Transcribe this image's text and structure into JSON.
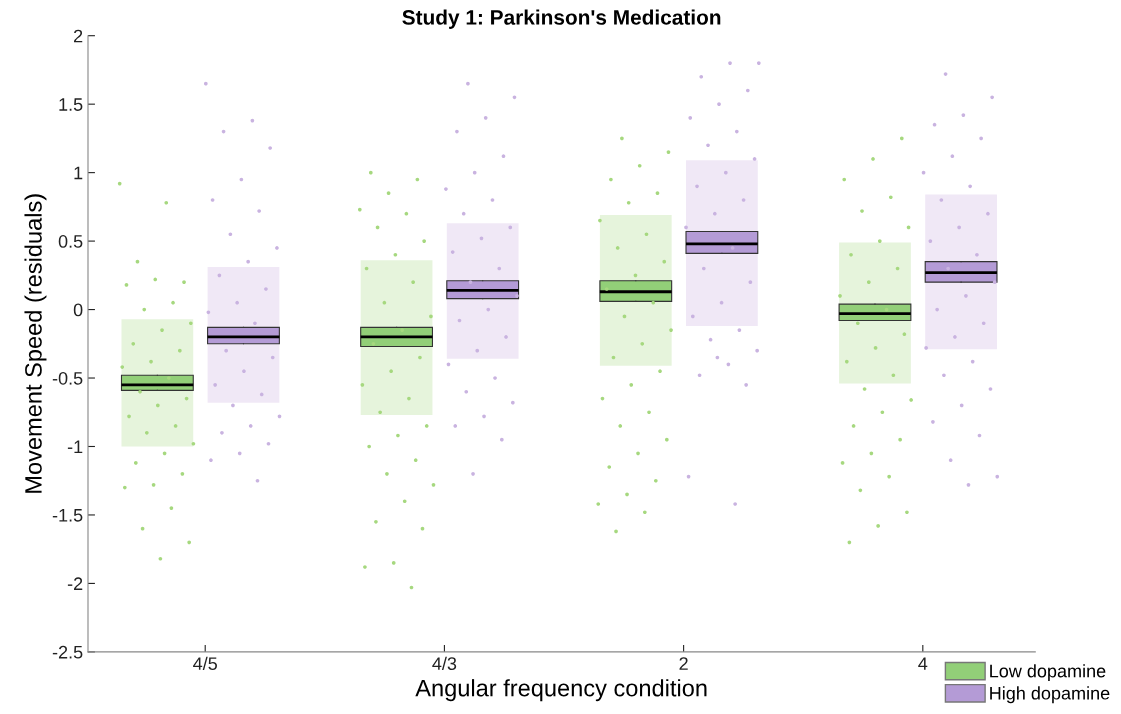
{
  "chart_data": {
    "type": "scatter",
    "title": "Study 1: Parkinson's Medication",
    "xlabel": "Angular frequency condition",
    "ylabel": "Movement Speed (residuals)",
    "categories": [
      "4/5",
      "4/3",
      "2",
      "4"
    ],
    "ylim": [
      -2.5,
      2
    ],
    "yticks": [
      -2.5,
      -2,
      -1.5,
      -1,
      -0.5,
      0,
      0.5,
      1,
      1.5,
      2
    ],
    "grid": false,
    "legend": "bottom right",
    "marker": "circle",
    "series": [
      {
        "type": "bar",
        "color": "#e6f4dc",
        "base": [
          -1.0,
          -0.77,
          -0.41,
          -0.54
        ],
        "values": [
          0.93,
          1.13,
          1.1,
          1.03
        ]
      },
      {
        "type": "bar",
        "color": "#f0e8f6",
        "base": [
          -0.68,
          -0.36,
          -0.12,
          -0.29
        ],
        "values": [
          0.99,
          0.99,
          1.21,
          1.13
        ]
      },
      {
        "color": "#a6d87f",
        "x": [
          "4/5",
          "4/5",
          "4/5",
          "4/5",
          "4/5",
          "4/5",
          "4/5",
          "4/5",
          "4/5",
          "4/5",
          "4/5",
          "4/5",
          "4/5",
          "4/5",
          "4/5",
          "4/5",
          "4/5",
          "4/5",
          "4/5",
          "4/5",
          "4/5",
          "4/5",
          "4/5",
          "4/5",
          "4/5",
          "4/5",
          "4/5",
          "4/5",
          "4/5",
          "4/5",
          "4/5",
          "4/3",
          "4/3",
          "4/3",
          "4/3",
          "4/3",
          "4/3",
          "4/3",
          "4/3",
          "4/3",
          "4/3",
          "4/3",
          "4/3",
          "4/3",
          "4/3",
          "4/3",
          "4/3",
          "4/3",
          "4/3",
          "4/3",
          "4/3",
          "4/3",
          "4/3",
          "4/3",
          "4/3",
          "4/3",
          "4/3",
          "4/3",
          "4/3",
          "4/3",
          "4/3",
          "4/3",
          "2",
          "2",
          "2",
          "2",
          "2",
          "2",
          "2",
          "2",
          "2",
          "2",
          "2",
          "2",
          "2",
          "2",
          "2",
          "2",
          "2",
          "2",
          "2",
          "2",
          "2",
          "2",
          "2",
          "2",
          "2",
          "2",
          "2",
          "2",
          "2",
          "2",
          "4",
          "4",
          "4",
          "4",
          "4",
          "4",
          "4",
          "4",
          "4",
          "4",
          "4",
          "4",
          "4",
          "4",
          "4",
          "4",
          "4",
          "4",
          "4",
          "4",
          "4",
          "4",
          "4",
          "4",
          "4",
          "4",
          "4",
          "4",
          "4"
        ],
        "values": [
          0.92,
          0.78,
          0.35,
          0.2,
          0.22,
          0.18,
          0.05,
          0.0,
          -0.1,
          -0.15,
          -0.25,
          -0.3,
          -0.38,
          -0.42,
          -0.5,
          -0.6,
          -0.65,
          -0.7,
          -0.78,
          -0.85,
          -0.9,
          -0.98,
          -1.05,
          -1.12,
          -1.2,
          -1.28,
          -1.3,
          -1.45,
          -1.6,
          -1.7,
          -1.82,
          1.0,
          0.95,
          0.85,
          0.73,
          0.7,
          0.6,
          0.5,
          0.4,
          0.3,
          0.2,
          0.05,
          -0.05,
          -0.15,
          -0.25,
          -0.35,
          -0.45,
          -0.55,
          -0.65,
          -0.75,
          -0.85,
          -0.92,
          -1.0,
          -1.1,
          -1.2,
          -1.28,
          -1.4,
          -1.55,
          -1.6,
          -1.85,
          -1.88,
          -2.03,
          1.25,
          1.15,
          1.05,
          0.95,
          0.85,
          0.78,
          0.65,
          0.55,
          0.45,
          0.35,
          0.25,
          0.15,
          0.05,
          -0.05,
          -0.15,
          -0.25,
          -0.35,
          -0.45,
          -0.55,
          -0.65,
          -0.75,
          -0.85,
          -0.95,
          -1.05,
          -1.15,
          -1.25,
          -1.35,
          -1.42,
          -1.48,
          -1.62,
          1.25,
          1.1,
          0.95,
          0.82,
          0.72,
          0.6,
          0.5,
          0.4,
          0.3,
          0.2,
          0.1,
          0.0,
          -0.1,
          -0.18,
          -0.28,
          -0.38,
          -0.48,
          -0.58,
          -0.66,
          -0.75,
          -0.85,
          -0.95,
          -1.05,
          -1.12,
          -1.22,
          -1.32,
          -1.48,
          -1.58,
          -1.7
        ]
      },
      {
        "color": "#c9b3e0",
        "x": [
          "4/5",
          "4/5",
          "4/5",
          "4/5",
          "4/5",
          "4/5",
          "4/5",
          "4/5",
          "4/5",
          "4/5",
          "4/5",
          "4/5",
          "4/5",
          "4/5",
          "4/5",
          "4/5",
          "4/5",
          "4/5",
          "4/5",
          "4/5",
          "4/5",
          "4/5",
          "4/5",
          "4/5",
          "4/5",
          "4/5",
          "4/5",
          "4/5",
          "4/3",
          "4/3",
          "4/3",
          "4/3",
          "4/3",
          "4/3",
          "4/3",
          "4/3",
          "4/3",
          "4/3",
          "4/3",
          "4/3",
          "4/3",
          "4/3",
          "4/3",
          "4/3",
          "4/3",
          "4/3",
          "4/3",
          "4/3",
          "4/3",
          "4/3",
          "4/3",
          "4/3",
          "4/3",
          "4/3",
          "4/3",
          "2",
          "2",
          "2",
          "2",
          "2",
          "2",
          "2",
          "2",
          "2",
          "2",
          "2",
          "2",
          "2",
          "2",
          "2",
          "2",
          "2",
          "2",
          "2",
          "2",
          "2",
          "2",
          "2",
          "2",
          "2",
          "2",
          "2",
          "2",
          "4",
          "4",
          "4",
          "4",
          "4",
          "4",
          "4",
          "4",
          "4",
          "4",
          "4",
          "4",
          "4",
          "4",
          "4",
          "4",
          "4",
          "4",
          "4",
          "4",
          "4",
          "4",
          "4",
          "4",
          "4",
          "4",
          "4",
          "4",
          "4"
        ],
        "values": [
          1.65,
          1.38,
          1.3,
          1.18,
          0.95,
          0.8,
          0.72,
          0.55,
          0.45,
          0.35,
          0.25,
          0.15,
          0.05,
          -0.02,
          -0.1,
          -0.3,
          -0.35,
          -0.45,
          -0.55,
          -0.62,
          -0.7,
          -0.78,
          -0.85,
          -0.9,
          -0.98,
          -1.05,
          -1.1,
          -1.25,
          1.65,
          1.55,
          1.4,
          1.3,
          1.12,
          1.0,
          0.88,
          0.8,
          0.7,
          0.6,
          0.52,
          0.42,
          0.3,
          0.2,
          0.1,
          0.0,
          -0.08,
          -0.2,
          -0.3,
          -0.4,
          -0.5,
          -0.6,
          -0.68,
          -0.78,
          -0.85,
          -0.95,
          -1.2,
          1.8,
          1.8,
          1.7,
          1.6,
          1.5,
          1.4,
          1.3,
          1.2,
          1.1,
          1.0,
          0.9,
          0.8,
          0.7,
          0.6,
          0.45,
          0.3,
          0.2,
          0.05,
          -0.05,
          -0.15,
          -0.22,
          -0.3,
          -0.4,
          -0.48,
          -0.55,
          -0.35,
          -1.22,
          -1.42,
          1.72,
          1.55,
          1.42,
          1.35,
          1.25,
          1.12,
          1.0,
          0.9,
          0.8,
          0.7,
          0.6,
          0.5,
          0.4,
          0.3,
          0.2,
          0.1,
          0.0,
          -0.1,
          -0.2,
          -0.28,
          -0.38,
          -0.48,
          -0.58,
          -0.7,
          -0.82,
          -0.92,
          -1.1,
          -1.22,
          -1.28
        ]
      },
      {
        "type": "box",
        "name": "Low dopamine",
        "color": "#92cf78",
        "boxes": [
          {
            "low": -0.59,
            "q1": -0.59,
            "median": -0.55,
            "q3": -0.48,
            "high": -0.48
          },
          {
            "low": -0.27,
            "q1": -0.27,
            "median": -0.2,
            "q3": -0.13,
            "high": -0.13
          },
          {
            "low": 0.06,
            "q1": 0.06,
            "median": 0.13,
            "q3": 0.21,
            "high": 0.21
          },
          {
            "low": -0.08,
            "q1": -0.08,
            "median": -0.03,
            "q3": 0.04,
            "high": 0.04
          }
        ]
      },
      {
        "type": "box",
        "name": "High dopamine",
        "color": "#b49bd6",
        "boxes": [
          {
            "low": -0.25,
            "q1": -0.25,
            "median": -0.2,
            "q3": -0.13,
            "high": -0.13
          },
          {
            "low": 0.08,
            "q1": 0.08,
            "median": 0.14,
            "q3": 0.21,
            "high": 0.21
          },
          {
            "low": 0.41,
            "q1": 0.41,
            "median": 0.48,
            "q3": 0.57,
            "high": 0.57
          },
          {
            "low": 0.2,
            "q1": 0.2,
            "median": 0.27,
            "q3": 0.35,
            "high": 0.35
          }
        ]
      }
    ]
  }
}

=== Written instruction ===
Tally the lines of the data that contain the string "dopamine" and report the total alone.

=== Full solution ===
2